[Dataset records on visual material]
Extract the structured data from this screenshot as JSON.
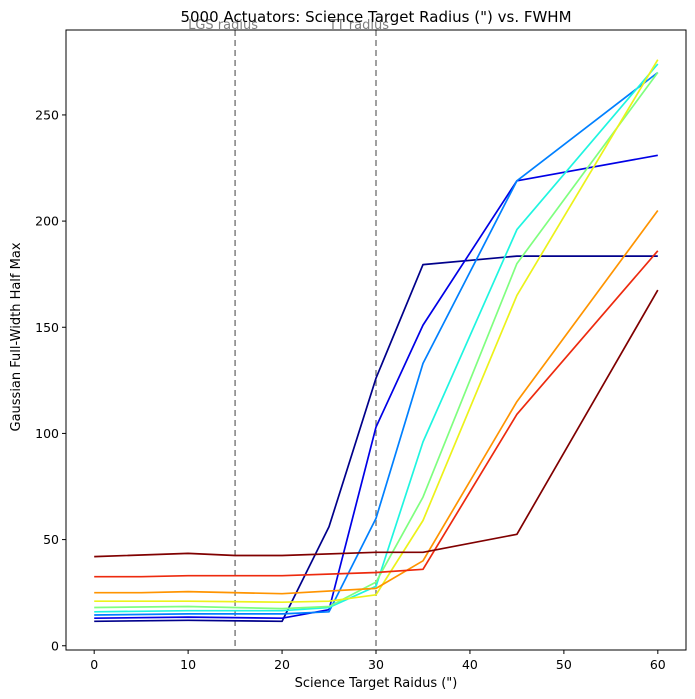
{
  "chart_data": {
    "type": "line",
    "title": "5000 Actuators: Science Target Radius (\") vs. FWHM",
    "xlabel": "Science Target Raidus (\")",
    "ylabel": "Gaussian Full-Width Half Max",
    "xlim": [
      -3,
      63
    ],
    "ylim": [
      -2,
      290
    ],
    "xticks": [
      0,
      10,
      20,
      30,
      40,
      50,
      60
    ],
    "yticks": [
      0,
      50,
      100,
      150,
      200,
      250
    ],
    "grid": false,
    "vlines": [
      {
        "x": 15,
        "label": "LGS radius",
        "color": "#808080"
      },
      {
        "x": 30,
        "label": "TT radius",
        "color": "#808080"
      }
    ],
    "series": [
      {
        "color": "#00008b",
        "x": [
          0,
          10,
          20,
          25,
          30,
          35,
          45,
          60
        ],
        "y": [
          11.5,
          12,
          11.5,
          56,
          126,
          179.5,
          183.5,
          183.5
        ]
      },
      {
        "color": "#0000e6",
        "x": [
          0,
          10,
          20,
          25,
          30,
          35,
          45,
          60
        ],
        "y": [
          13,
          13.5,
          13,
          17,
          103,
          151,
          219,
          231
        ]
      },
      {
        "color": "#0080ff",
        "x": [
          0,
          10,
          20,
          25,
          30,
          35,
          45,
          60
        ],
        "y": [
          14.5,
          15,
          15,
          16,
          60,
          133,
          219,
          270
        ]
      },
      {
        "color": "#1ff5e0",
        "x": [
          0,
          10,
          20,
          25,
          30,
          35,
          45,
          60
        ],
        "y": [
          16,
          16.5,
          16.5,
          18,
          28,
          96,
          196,
          274
        ]
      },
      {
        "color": "#7fff7f",
        "x": [
          0,
          10,
          20,
          25,
          30,
          35,
          45,
          60
        ],
        "y": [
          18,
          18.5,
          17.5,
          18.5,
          30,
          70,
          180,
          270
        ]
      },
      {
        "color": "#ecf21a",
        "x": [
          0,
          10,
          20,
          25,
          30,
          35,
          45,
          60
        ],
        "y": [
          21,
          21,
          20.5,
          21,
          24,
          59,
          165,
          276
        ]
      },
      {
        "color": "#ff9400",
        "x": [
          0,
          5,
          10,
          20,
          30,
          35,
          45,
          60
        ],
        "y": [
          25,
          25,
          25.5,
          24.5,
          27,
          40,
          115,
          205
        ]
      },
      {
        "color": "#ed2a0e",
        "x": [
          0,
          5,
          10,
          20,
          30,
          35,
          45,
          60
        ],
        "y": [
          32.5,
          32.5,
          33,
          33,
          34.5,
          36,
          109,
          186
        ]
      },
      {
        "color": "#800000",
        "x": [
          0,
          10,
          15,
          20,
          30,
          35,
          45,
          60
        ],
        "y": [
          42,
          43.5,
          42.5,
          42.5,
          44,
          44,
          52.5,
          167.5
        ]
      }
    ]
  }
}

**EXERCISE DESCRIPTION**:
Filter the listing above for the string "Science" and copy every matching line.

**SOLUTION**:
    "title": "5000 Actuators: Science Target Radius (\") vs. FWHM",
    "xlabel": "Science Target Raidus (\")",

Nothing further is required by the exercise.